## STATED EXERCISE
Only the number is needed: how many lines of the records include "this"?

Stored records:
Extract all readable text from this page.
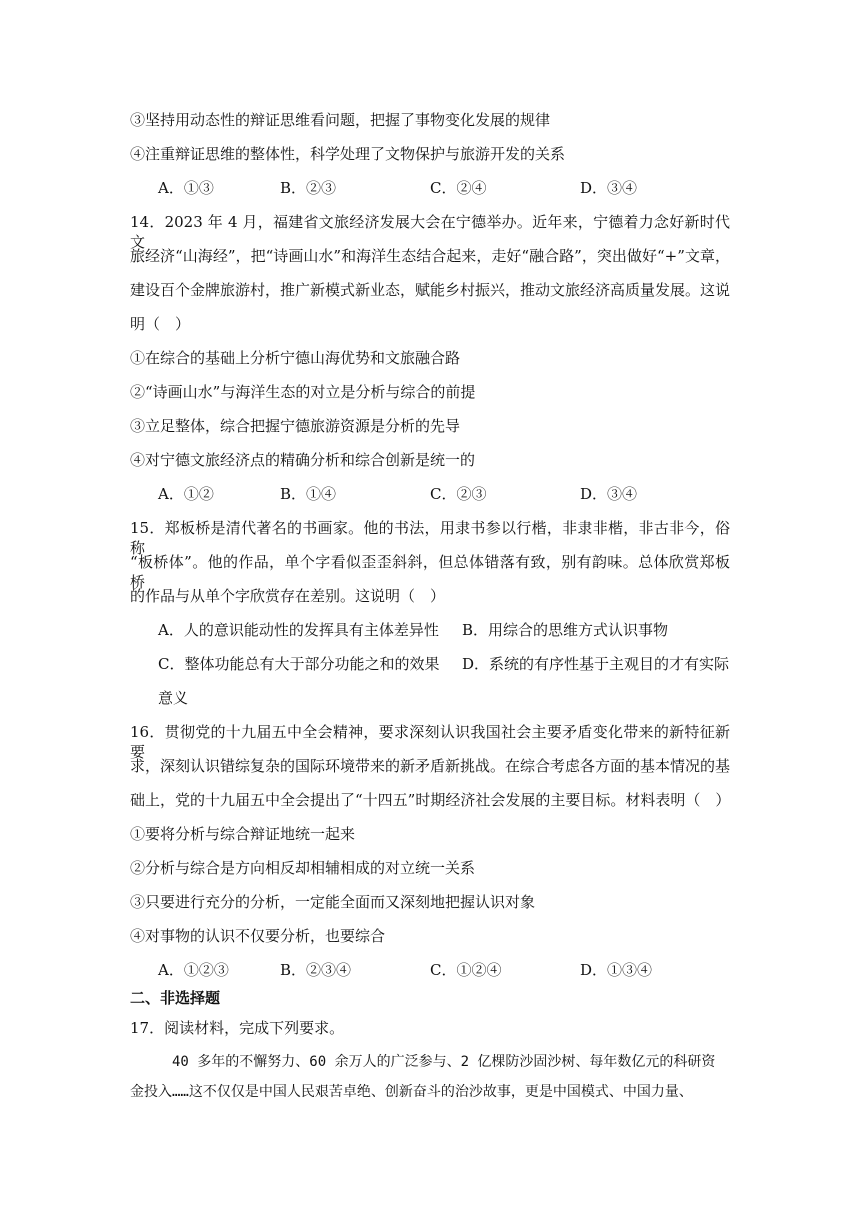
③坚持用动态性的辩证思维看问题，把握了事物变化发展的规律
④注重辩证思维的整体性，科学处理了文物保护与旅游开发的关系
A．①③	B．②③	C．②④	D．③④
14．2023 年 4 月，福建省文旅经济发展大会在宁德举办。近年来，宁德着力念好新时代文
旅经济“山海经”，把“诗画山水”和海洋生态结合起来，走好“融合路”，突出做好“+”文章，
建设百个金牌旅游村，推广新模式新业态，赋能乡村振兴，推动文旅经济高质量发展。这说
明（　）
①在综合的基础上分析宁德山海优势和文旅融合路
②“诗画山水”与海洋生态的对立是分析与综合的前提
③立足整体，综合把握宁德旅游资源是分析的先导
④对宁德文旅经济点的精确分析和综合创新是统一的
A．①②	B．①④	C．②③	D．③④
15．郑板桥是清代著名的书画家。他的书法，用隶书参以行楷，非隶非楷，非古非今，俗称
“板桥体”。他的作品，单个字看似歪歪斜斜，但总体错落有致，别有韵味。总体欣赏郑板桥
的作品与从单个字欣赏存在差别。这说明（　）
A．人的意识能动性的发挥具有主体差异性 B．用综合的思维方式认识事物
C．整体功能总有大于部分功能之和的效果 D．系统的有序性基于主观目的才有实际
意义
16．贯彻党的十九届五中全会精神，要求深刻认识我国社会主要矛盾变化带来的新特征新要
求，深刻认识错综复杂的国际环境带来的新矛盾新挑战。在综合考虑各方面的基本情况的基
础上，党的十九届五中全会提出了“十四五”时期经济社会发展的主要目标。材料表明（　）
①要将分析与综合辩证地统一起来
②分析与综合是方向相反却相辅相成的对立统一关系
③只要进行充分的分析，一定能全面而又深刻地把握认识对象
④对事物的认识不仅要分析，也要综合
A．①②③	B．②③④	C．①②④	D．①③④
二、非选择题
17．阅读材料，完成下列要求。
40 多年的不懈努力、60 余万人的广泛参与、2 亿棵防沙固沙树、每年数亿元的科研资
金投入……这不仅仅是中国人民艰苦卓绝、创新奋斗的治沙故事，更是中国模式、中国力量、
==
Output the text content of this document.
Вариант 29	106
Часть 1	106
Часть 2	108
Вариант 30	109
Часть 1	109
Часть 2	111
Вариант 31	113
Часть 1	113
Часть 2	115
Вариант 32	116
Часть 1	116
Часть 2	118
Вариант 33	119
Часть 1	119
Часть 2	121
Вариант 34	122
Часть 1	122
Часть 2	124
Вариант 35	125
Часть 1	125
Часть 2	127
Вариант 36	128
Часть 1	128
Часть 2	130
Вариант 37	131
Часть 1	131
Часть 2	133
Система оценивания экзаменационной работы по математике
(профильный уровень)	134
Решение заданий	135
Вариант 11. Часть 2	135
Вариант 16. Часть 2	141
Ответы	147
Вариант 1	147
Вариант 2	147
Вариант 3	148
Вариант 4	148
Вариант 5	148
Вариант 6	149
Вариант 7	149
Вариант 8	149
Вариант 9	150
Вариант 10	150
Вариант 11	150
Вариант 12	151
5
* * *
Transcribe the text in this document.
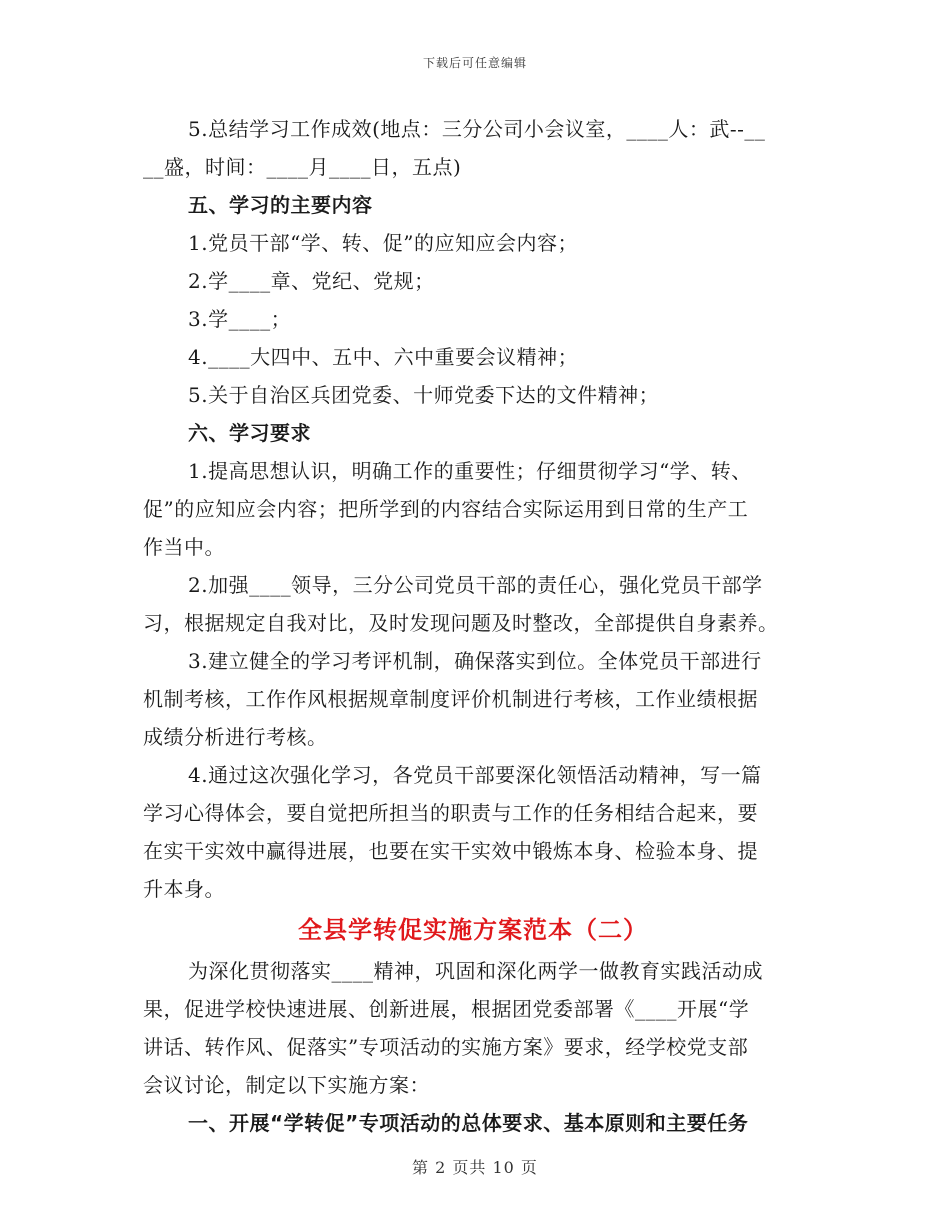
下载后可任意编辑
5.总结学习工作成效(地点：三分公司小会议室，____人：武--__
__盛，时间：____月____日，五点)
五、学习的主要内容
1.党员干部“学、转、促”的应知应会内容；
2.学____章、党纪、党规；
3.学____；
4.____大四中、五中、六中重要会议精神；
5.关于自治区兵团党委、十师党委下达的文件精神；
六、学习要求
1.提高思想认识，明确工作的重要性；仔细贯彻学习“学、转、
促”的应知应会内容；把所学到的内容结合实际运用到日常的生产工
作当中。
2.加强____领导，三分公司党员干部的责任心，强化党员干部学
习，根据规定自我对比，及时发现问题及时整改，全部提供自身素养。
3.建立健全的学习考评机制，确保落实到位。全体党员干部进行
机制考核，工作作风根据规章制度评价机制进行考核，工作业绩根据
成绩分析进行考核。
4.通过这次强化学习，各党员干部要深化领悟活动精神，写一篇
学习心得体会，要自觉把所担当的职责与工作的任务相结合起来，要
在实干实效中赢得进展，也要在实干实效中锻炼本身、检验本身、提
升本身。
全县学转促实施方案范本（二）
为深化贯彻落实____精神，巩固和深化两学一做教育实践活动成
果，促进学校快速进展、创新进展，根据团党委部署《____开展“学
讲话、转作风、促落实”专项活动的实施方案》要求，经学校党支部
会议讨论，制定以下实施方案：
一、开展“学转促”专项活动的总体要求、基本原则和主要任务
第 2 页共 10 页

## ANSWER FOR THE TASK
3